> Task directions
Pull out every line below that contains the word "Coeficiente".

> Data shown
▶

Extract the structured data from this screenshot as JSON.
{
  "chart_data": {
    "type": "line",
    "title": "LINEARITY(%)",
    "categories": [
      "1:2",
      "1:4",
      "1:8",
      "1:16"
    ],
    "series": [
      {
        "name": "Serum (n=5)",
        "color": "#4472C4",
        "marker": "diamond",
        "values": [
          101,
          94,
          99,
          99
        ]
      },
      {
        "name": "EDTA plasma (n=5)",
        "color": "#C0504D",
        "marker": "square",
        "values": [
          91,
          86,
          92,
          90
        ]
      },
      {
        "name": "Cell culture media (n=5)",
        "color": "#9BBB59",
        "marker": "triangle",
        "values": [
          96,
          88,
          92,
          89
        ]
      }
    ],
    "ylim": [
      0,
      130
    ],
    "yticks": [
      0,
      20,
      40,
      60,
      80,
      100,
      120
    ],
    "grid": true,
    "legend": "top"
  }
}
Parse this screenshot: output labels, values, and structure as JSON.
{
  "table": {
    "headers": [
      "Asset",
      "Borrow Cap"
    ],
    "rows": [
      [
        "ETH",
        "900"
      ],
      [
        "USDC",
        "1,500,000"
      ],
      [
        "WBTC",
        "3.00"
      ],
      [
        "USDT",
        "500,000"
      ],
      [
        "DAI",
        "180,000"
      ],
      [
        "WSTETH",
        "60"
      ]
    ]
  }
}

◀
▶

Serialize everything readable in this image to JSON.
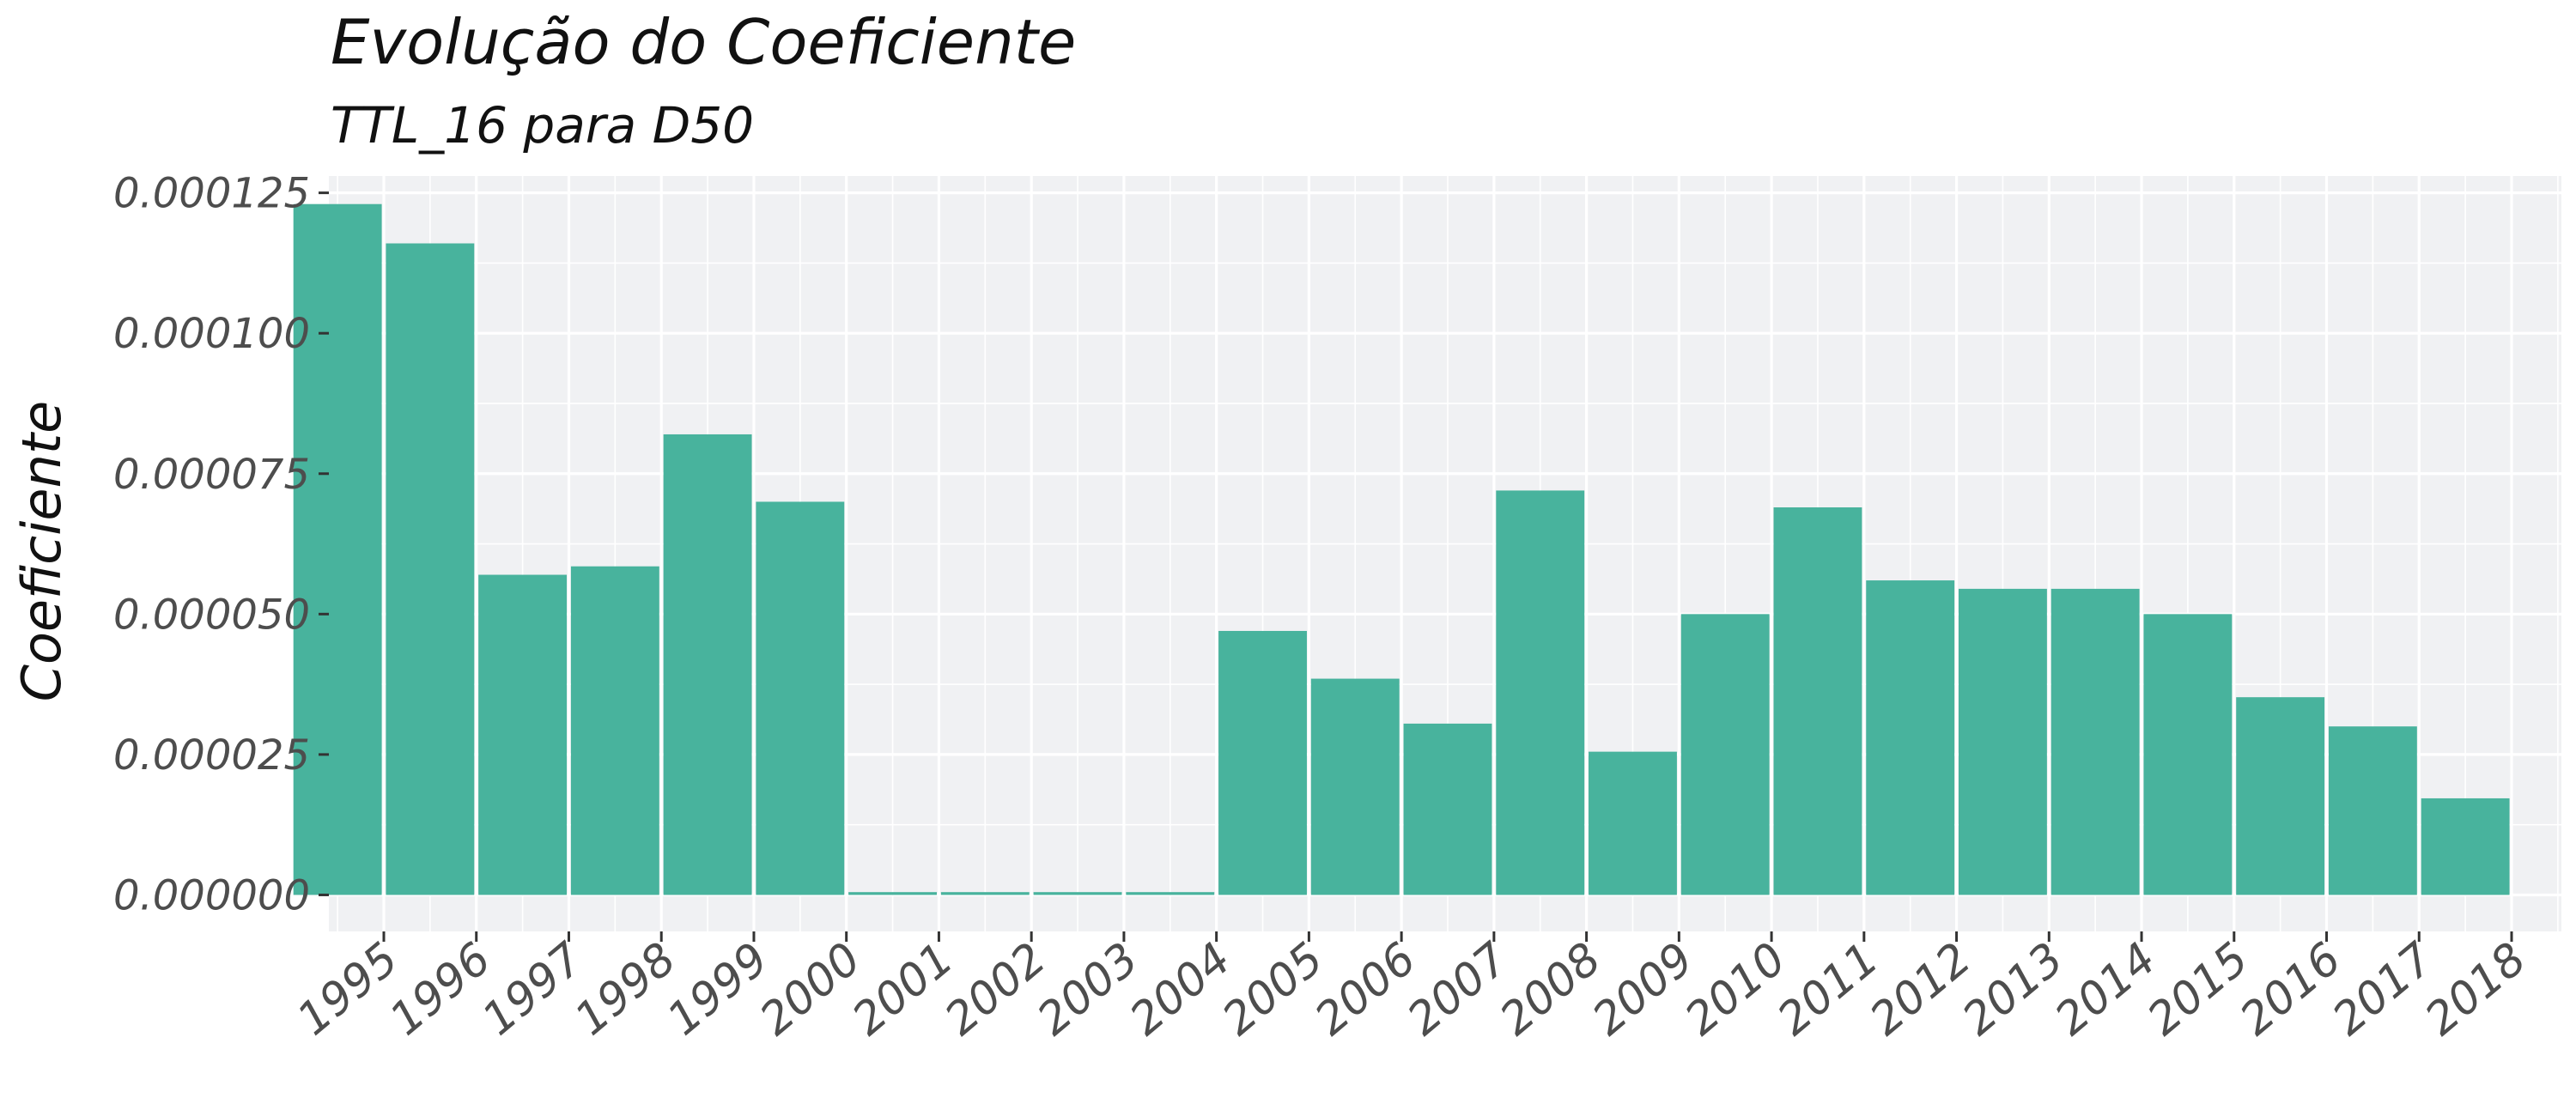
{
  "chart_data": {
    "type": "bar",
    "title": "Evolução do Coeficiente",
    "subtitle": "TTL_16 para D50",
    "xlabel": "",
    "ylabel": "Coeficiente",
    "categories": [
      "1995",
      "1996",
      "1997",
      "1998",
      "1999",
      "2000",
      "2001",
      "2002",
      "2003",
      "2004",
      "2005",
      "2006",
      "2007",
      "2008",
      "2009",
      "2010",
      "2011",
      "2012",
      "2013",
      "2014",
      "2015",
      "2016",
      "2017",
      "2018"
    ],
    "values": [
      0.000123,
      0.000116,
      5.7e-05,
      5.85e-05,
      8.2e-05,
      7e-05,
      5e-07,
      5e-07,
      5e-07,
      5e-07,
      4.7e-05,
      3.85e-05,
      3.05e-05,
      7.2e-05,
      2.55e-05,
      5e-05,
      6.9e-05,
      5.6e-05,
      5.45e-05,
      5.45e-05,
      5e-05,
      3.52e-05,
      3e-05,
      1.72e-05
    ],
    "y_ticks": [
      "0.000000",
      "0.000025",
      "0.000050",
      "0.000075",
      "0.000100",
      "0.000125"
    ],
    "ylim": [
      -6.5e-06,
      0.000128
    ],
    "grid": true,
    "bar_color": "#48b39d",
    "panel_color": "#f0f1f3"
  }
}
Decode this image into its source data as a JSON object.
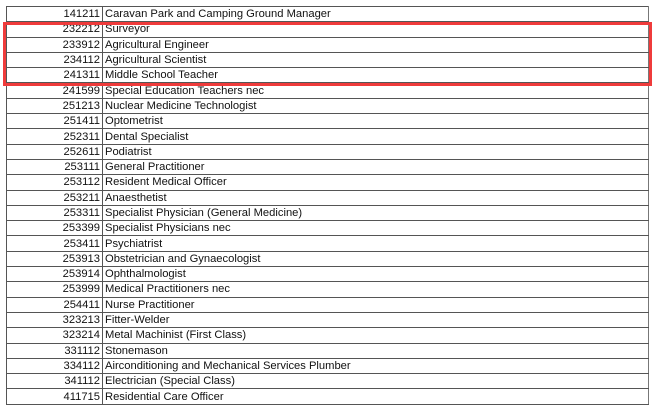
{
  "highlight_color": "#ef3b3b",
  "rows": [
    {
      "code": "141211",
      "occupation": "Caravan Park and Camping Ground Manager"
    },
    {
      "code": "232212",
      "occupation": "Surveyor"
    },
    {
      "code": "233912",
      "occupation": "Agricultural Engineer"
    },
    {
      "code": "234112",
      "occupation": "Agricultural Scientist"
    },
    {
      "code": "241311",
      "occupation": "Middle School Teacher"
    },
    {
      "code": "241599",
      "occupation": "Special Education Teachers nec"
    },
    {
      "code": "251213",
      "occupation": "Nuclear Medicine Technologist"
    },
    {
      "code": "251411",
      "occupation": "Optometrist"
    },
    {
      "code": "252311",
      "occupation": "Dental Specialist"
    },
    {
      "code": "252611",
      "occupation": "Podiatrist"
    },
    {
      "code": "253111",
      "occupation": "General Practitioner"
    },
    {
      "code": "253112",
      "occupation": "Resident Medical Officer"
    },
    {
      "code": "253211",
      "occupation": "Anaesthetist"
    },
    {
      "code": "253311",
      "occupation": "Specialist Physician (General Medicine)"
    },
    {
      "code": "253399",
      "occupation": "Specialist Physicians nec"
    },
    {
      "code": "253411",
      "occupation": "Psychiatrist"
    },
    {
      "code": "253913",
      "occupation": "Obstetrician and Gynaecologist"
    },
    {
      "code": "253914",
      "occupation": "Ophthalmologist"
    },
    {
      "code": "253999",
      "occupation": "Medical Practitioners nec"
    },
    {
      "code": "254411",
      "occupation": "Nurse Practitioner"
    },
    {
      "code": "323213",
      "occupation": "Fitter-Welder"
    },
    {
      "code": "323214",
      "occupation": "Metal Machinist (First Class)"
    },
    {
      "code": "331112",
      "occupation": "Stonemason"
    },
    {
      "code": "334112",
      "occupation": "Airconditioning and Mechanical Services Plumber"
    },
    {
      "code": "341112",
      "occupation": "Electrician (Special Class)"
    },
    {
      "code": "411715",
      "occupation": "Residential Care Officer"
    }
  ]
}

◀

> Exercise response
    "title": "Evolução do Coeficiente",
    "ylabel": "Coeficiente",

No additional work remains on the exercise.